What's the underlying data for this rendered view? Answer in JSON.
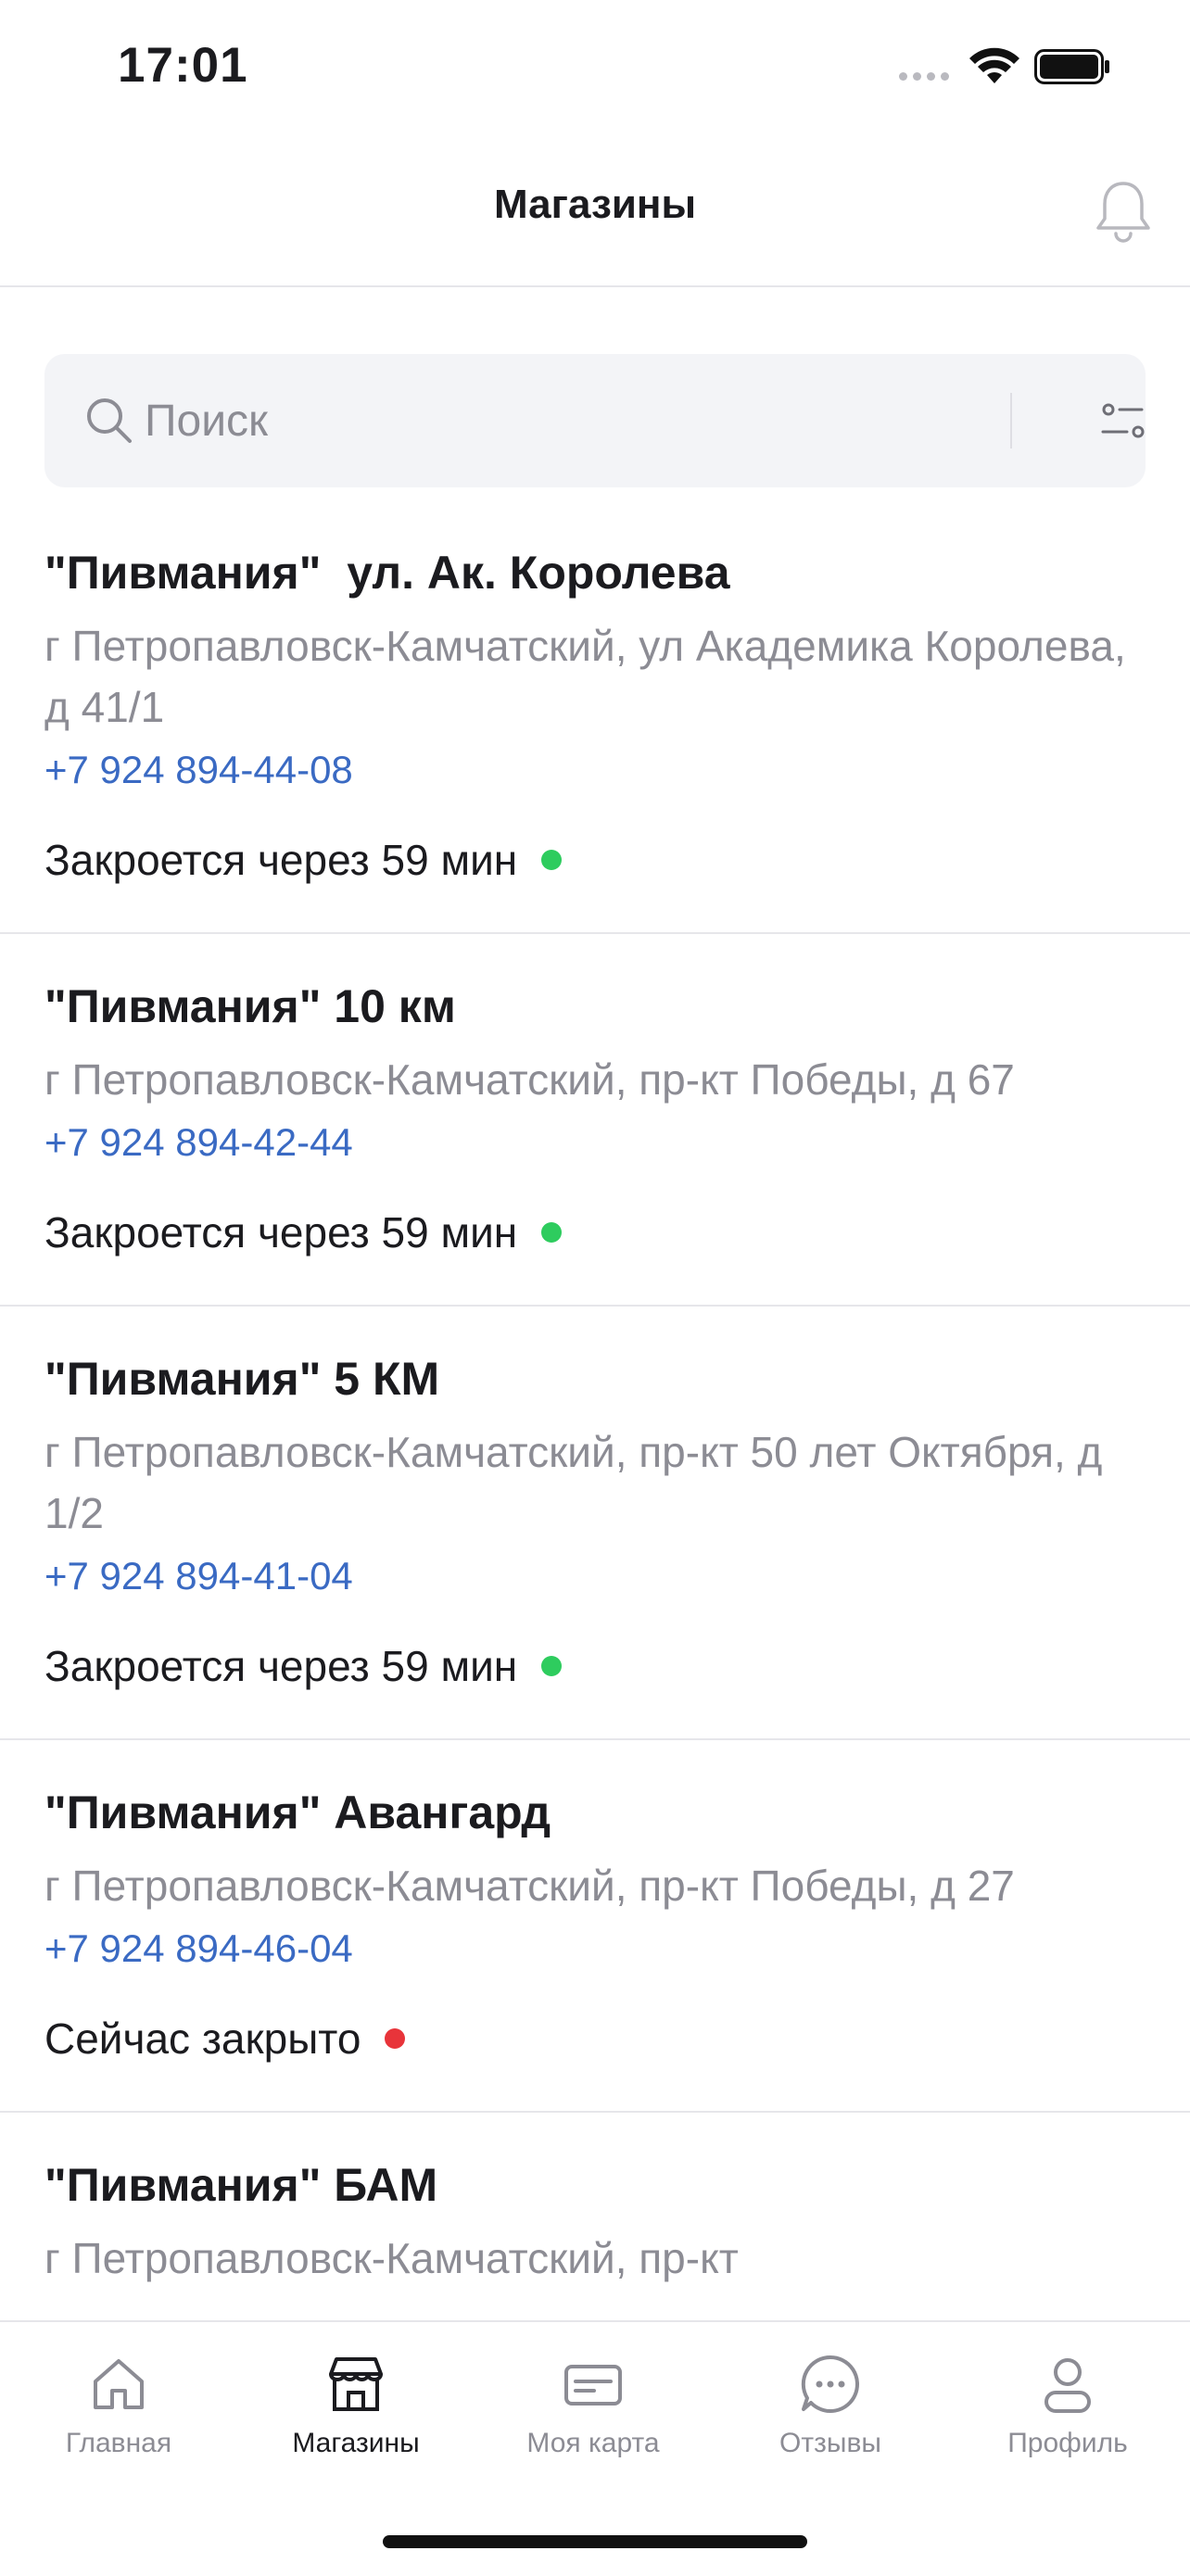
{
  "status_bar": {
    "time": "17:01"
  },
  "header": {
    "title": "Магазины"
  },
  "search": {
    "placeholder": "Поиск"
  },
  "stores": [
    {
      "name": "\"Пивмания\"  ул. Ак. Королева",
      "address": "г Петропавловск-Камчатский, ул Академика Королева, д 41/1",
      "phone": "+7 924 894-44-08",
      "status": "Закроется через 59 мин",
      "status_color": "#2ecc5e"
    },
    {
      "name": "\"Пивмания\" 10 км",
      "address": "г Петропавловск-Камчатский, пр-кт Победы, д 67",
      "phone": "+7 924 894-42-44",
      "status": "Закроется через 59 мин",
      "status_color": "#2ecc5e"
    },
    {
      "name": "\"Пивмания\" 5 КМ",
      "address": "г Петропавловск-Камчатский, пр-кт 50 лет Октября, д 1/2",
      "phone": "+7 924 894-41-04",
      "status": "Закроется через 59 мин",
      "status_color": "#2ecc5e"
    },
    {
      "name": "\"Пивмания\" Авангард",
      "address": "г Петропавловск-Камчатский, пр-кт Победы, д 27",
      "phone": "+7 924 894-46-04",
      "status": "Сейчас закрыто",
      "status_color": "#e8343a"
    },
    {
      "name": "\"Пивмания\" БАМ",
      "address": "г Петропавловск-Камчатский, пр-кт",
      "phone": "",
      "status": "",
      "status_color": ""
    }
  ],
  "tab_bar": {
    "tabs": [
      {
        "label": "Главная",
        "icon": "home-icon",
        "active": false
      },
      {
        "label": "Магазины",
        "icon": "store-icon",
        "active": true
      },
      {
        "label": "Моя карта",
        "icon": "card-icon",
        "active": false
      },
      {
        "label": "Отзывы",
        "icon": "chat-icon",
        "active": false
      },
      {
        "label": "Профиль",
        "icon": "profile-icon",
        "active": false
      }
    ]
  },
  "colors": {
    "phone": "#3a6ac3",
    "open": "#2ecc5e",
    "closed": "#e8343a",
    "muted": "#8c8c94"
  }
}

■ ■ ■ ■

**Task objective**
In the copy, include all records verbatim but no images.

**The solution**
What's the underlying data for this rendered view? Answer in JSON.
{
  "status_bar": {
    "time": "17:01"
  },
  "header": {
    "title": "Магазины"
  },
  "search": {
    "placeholder": "Поиск"
  },
  "stores": [
    {
      "name": "\"Пивмания\"  ул. Ак. Королева",
      "address": "г Петропавловск-Камчатский, ул Академика Королева, д 41/1",
      "phone": "+7 924 894-44-08",
      "status": "Закроется через 59 мин",
      "status_color": "#2ecc5e"
    },
    {
      "name": "\"Пивмания\" 10 км",
      "address": "г Петропавловск-Камчатский, пр-кт Победы, д 67",
      "phone": "+7 924 894-42-44",
      "status": "Закроется через 59 мин",
      "status_color": "#2ecc5e"
    },
    {
      "name": "\"Пивмания\" 5 КМ",
      "address": "г Петропавловск-Камчатский, пр-кт 50 лет Октября, д 1/2",
      "phone": "+7 924 894-41-04",
      "status": "Закроется через 59 мин",
      "status_color": "#2ecc5e"
    },
    {
      "name": "\"Пивмания\" Авангард",
      "address": "г Петропавловск-Камчатский, пр-кт Победы, д 27",
      "phone": "+7 924 894-46-04",
      "status": "Сейчас закрыто",
      "status_color": "#e8343a"
    },
    {
      "name": "\"Пивмания\" БАМ",
      "address": "г Петропавловск-Камчатский, пр-кт",
      "phone": "",
      "status": "",
      "status_color": ""
    }
  ],
  "tab_bar": {
    "tabs": [
      {
        "label": "Главная",
        "icon": "home-icon",
        "active": false
      },
      {
        "label": "Магазины",
        "icon": "store-icon",
        "active": true
      },
      {
        "label": "Моя карта",
        "icon": "card-icon",
        "active": false
      },
      {
        "label": "Отзывы",
        "icon": "chat-icon",
        "active": false
      },
      {
        "label": "Профиль",
        "icon": "profile-icon",
        "active": false
      }
    ]
  },
  "colors": {
    "phone": "#3a6ac3",
    "open": "#2ecc5e",
    "closed": "#e8343a",
    "muted": "#8c8c94"
  }
}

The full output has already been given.